OBJECTIVE
Reproduce every line of the material below, but drop the pictures.

(Source records)

-- Start --

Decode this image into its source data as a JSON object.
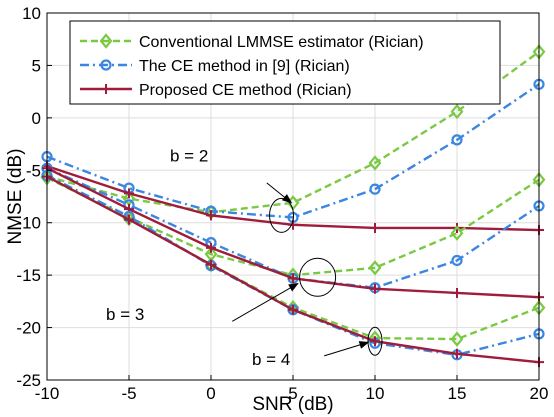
{
  "chart_data": {
    "type": "line",
    "title": "",
    "xlabel": "SNR (dB)",
    "ylabel": "NMSE (dB)",
    "xlim": [
      -10,
      20
    ],
    "ylim": [
      -25,
      10
    ],
    "x_ticks": [
      "-10",
      "-5",
      "0",
      "5",
      "10",
      "15",
      "20"
    ],
    "y_ticks": [
      "10",
      "5",
      "0",
      "-5",
      "-10",
      "-15",
      "-20",
      "-25"
    ],
    "grid": true,
    "legend_position": "top-right",
    "x": [
      -10,
      -5,
      0,
      5,
      10,
      15,
      20
    ],
    "series": [
      {
        "name": "Conventional LMMSE estimator (Rician)",
        "color": "#7ac943",
        "line_style": "dashed",
        "marker": "diamond",
        "group": "b = 2",
        "values": [
          -5.6,
          -7.7,
          -9.0,
          -8.1,
          -4.3,
          0.6,
          6.3
        ]
      },
      {
        "name": "The CE method in [9] (Rician)",
        "color": "#3a86e0",
        "line_style": "dash-dot",
        "marker": "circle",
        "group": "b = 2",
        "values": [
          -3.7,
          -6.7,
          -8.9,
          -9.5,
          -6.8,
          -2.1,
          3.2
        ]
      },
      {
        "name": "Proposed CE method (Rician)",
        "color": "#a01c3c",
        "line_style": "solid",
        "marker": "plus",
        "group": "b = 2",
        "values": [
          -4.6,
          -7.2,
          -9.3,
          -10.2,
          -10.5,
          -10.5,
          -10.7
        ]
      },
      {
        "name": "Conventional LMMSE estimator (Rician)",
        "color": "#7ac943",
        "line_style": "dashed",
        "marker": "diamond",
        "group": "b = 3",
        "values": [
          -5.7,
          -9.5,
          -13.0,
          -15.0,
          -14.3,
          -11.0,
          -5.9
        ]
      },
      {
        "name": "The CE method in [9] (Rician)",
        "color": "#3a86e0",
        "line_style": "dash-dot",
        "marker": "circle",
        "group": "b = 3",
        "values": [
          -4.8,
          -8.3,
          -11.9,
          -15.3,
          -16.2,
          -13.6,
          -8.4
        ]
      },
      {
        "name": "Proposed CE method (Rician)",
        "color": "#a01c3c",
        "line_style": "solid",
        "marker": "plus",
        "group": "b = 3",
        "values": [
          -4.8,
          -8.7,
          -12.4,
          -15.3,
          -16.3,
          -16.7,
          -17.1
        ]
      },
      {
        "name": "Conventional LMMSE estimator (Rician)",
        "color": "#7ac943",
        "line_style": "dashed",
        "marker": "diamond",
        "group": "b = 4",
        "values": [
          -5.7,
          -9.6,
          -14.0,
          -18.1,
          -21.0,
          -21.1,
          -18.1
        ]
      },
      {
        "name": "The CE method in [9] (Rician)",
        "color": "#3a86e0",
        "line_style": "dash-dot",
        "marker": "circle",
        "group": "b = 4",
        "values": [
          -5.5,
          -9.4,
          -14.1,
          -18.3,
          -21.5,
          -22.6,
          -20.6
        ]
      },
      {
        "name": "Proposed CE method (Rician)",
        "color": "#a01c3c",
        "line_style": "solid",
        "marker": "plus",
        "group": "b = 4",
        "values": [
          -5.6,
          -9.7,
          -14.0,
          -18.3,
          -21.3,
          -22.5,
          -23.3
        ]
      }
    ],
    "legend": [
      {
        "label": "Conventional LMMSE estimator (Rician)",
        "color": "#7ac943",
        "line_style": "dashed",
        "marker": "diamond"
      },
      {
        "label": "The CE method in [9] (Rician)",
        "color": "#3a86e0",
        "line_style": "dash-dot",
        "marker": "circle"
      },
      {
        "label": "Proposed CE method (Rician)",
        "color": "#a01c3c",
        "line_style": "solid",
        "marker": "plus"
      }
    ],
    "annotations": [
      {
        "text": "b = 2",
        "target_x": 5,
        "target_y": -9.3
      },
      {
        "text": "b = 3",
        "target_x": 6.5,
        "target_y": -15.2
      },
      {
        "text": "b = 4",
        "target_x": 10,
        "target_y": -21.3
      }
    ]
  }
}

-- End --

ANSWER
Decode this image into its source data as a JSON object.
{
  "chart_data": {
    "type": "line",
    "title": "",
    "xlabel": "SNR (dB)",
    "ylabel": "NMSE (dB)",
    "xlim": [
      -10,
      20
    ],
    "ylim": [
      -25,
      10
    ],
    "x_ticks": [
      "-10",
      "-5",
      "0",
      "5",
      "10",
      "15",
      "20"
    ],
    "y_ticks": [
      "10",
      "5",
      "0",
      "-5",
      "-10",
      "-15",
      "-20",
      "-25"
    ],
    "grid": true,
    "legend_position": "top-right",
    "x": [
      -10,
      -5,
      0,
      5,
      10,
      15,
      20
    ],
    "series": [
      {
        "name": "Conventional LMMSE estimator (Rician)",
        "color": "#7ac943",
        "line_style": "dashed",
        "marker": "diamond",
        "group": "b = 2",
        "values": [
          -5.6,
          -7.7,
          -9.0,
          -8.1,
          -4.3,
          0.6,
          6.3
        ]
      },
      {
        "name": "The CE method in [9] (Rician)",
        "color": "#3a86e0",
        "line_style": "dash-dot",
        "marker": "circle",
        "group": "b = 2",
        "values": [
          -3.7,
          -6.7,
          -8.9,
          -9.5,
          -6.8,
          -2.1,
          3.2
        ]
      },
      {
        "name": "Proposed CE method (Rician)",
        "color": "#a01c3c",
        "line_style": "solid",
        "marker": "plus",
        "group": "b = 2",
        "values": [
          -4.6,
          -7.2,
          -9.3,
          -10.2,
          -10.5,
          -10.5,
          -10.7
        ]
      },
      {
        "name": "Conventional LMMSE estimator (Rician)",
        "color": "#7ac943",
        "line_style": "dashed",
        "marker": "diamond",
        "group": "b = 3",
        "values": [
          -5.7,
          -9.5,
          -13.0,
          -15.0,
          -14.3,
          -11.0,
          -5.9
        ]
      },
      {
        "name": "The CE method in [9] (Rician)",
        "color": "#3a86e0",
        "line_style": "dash-dot",
        "marker": "circle",
        "group": "b = 3",
        "values": [
          -4.8,
          -8.3,
          -11.9,
          -15.3,
          -16.2,
          -13.6,
          -8.4
        ]
      },
      {
        "name": "Proposed CE method (Rician)",
        "color": "#a01c3c",
        "line_style": "solid",
        "marker": "plus",
        "group": "b = 3",
        "values": [
          -4.8,
          -8.7,
          -12.4,
          -15.3,
          -16.3,
          -16.7,
          -17.1
        ]
      },
      {
        "name": "Conventional LMMSE estimator (Rician)",
        "color": "#7ac943",
        "line_style": "dashed",
        "marker": "diamond",
        "group": "b = 4",
        "values": [
          -5.7,
          -9.6,
          -14.0,
          -18.1,
          -21.0,
          -21.1,
          -18.1
        ]
      },
      {
        "name": "The CE method in [9] (Rician)",
        "color": "#3a86e0",
        "line_style": "dash-dot",
        "marker": "circle",
        "group": "b = 4",
        "values": [
          -5.5,
          -9.4,
          -14.1,
          -18.3,
          -21.5,
          -22.6,
          -20.6
        ]
      },
      {
        "name": "Proposed CE method (Rician)",
        "color": "#a01c3c",
        "line_style": "solid",
        "marker": "plus",
        "group": "b = 4",
        "values": [
          -5.6,
          -9.7,
          -14.0,
          -18.3,
          -21.3,
          -22.5,
          -23.3
        ]
      }
    ],
    "legend": [
      {
        "label": "Conventional LMMSE estimator (Rician)",
        "color": "#7ac943",
        "line_style": "dashed",
        "marker": "diamond"
      },
      {
        "label": "The CE method in [9] (Rician)",
        "color": "#3a86e0",
        "line_style": "dash-dot",
        "marker": "circle"
      },
      {
        "label": "Proposed CE method (Rician)",
        "color": "#a01c3c",
        "line_style": "solid",
        "marker": "plus"
      }
    ],
    "annotations": [
      {
        "text": "b = 2",
        "target_x": 5,
        "target_y": -9.3
      },
      {
        "text": "b = 3",
        "target_x": 6.5,
        "target_y": -15.2
      },
      {
        "text": "b = 4",
        "target_x": 10,
        "target_y": -21.3
      }
    ]
  }
}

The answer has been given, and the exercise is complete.